* START Provided entries *
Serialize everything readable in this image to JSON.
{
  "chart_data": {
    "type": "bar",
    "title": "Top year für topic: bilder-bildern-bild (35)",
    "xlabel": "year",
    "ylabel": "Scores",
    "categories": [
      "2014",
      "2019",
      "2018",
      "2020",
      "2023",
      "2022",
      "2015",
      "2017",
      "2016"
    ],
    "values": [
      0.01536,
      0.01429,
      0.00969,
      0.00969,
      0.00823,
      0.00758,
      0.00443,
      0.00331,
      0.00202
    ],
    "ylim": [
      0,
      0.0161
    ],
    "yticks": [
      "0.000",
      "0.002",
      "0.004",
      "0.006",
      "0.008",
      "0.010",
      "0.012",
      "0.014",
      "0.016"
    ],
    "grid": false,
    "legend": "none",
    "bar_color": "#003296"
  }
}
* END Provided entries *
_Given exercise_: In the lines above, locate the string "year". Copy every line where it occurs.

_Response to this task_:
    "title": "Top year für topic: bilder-bildern-bild (35)",
    "xlabel": "year",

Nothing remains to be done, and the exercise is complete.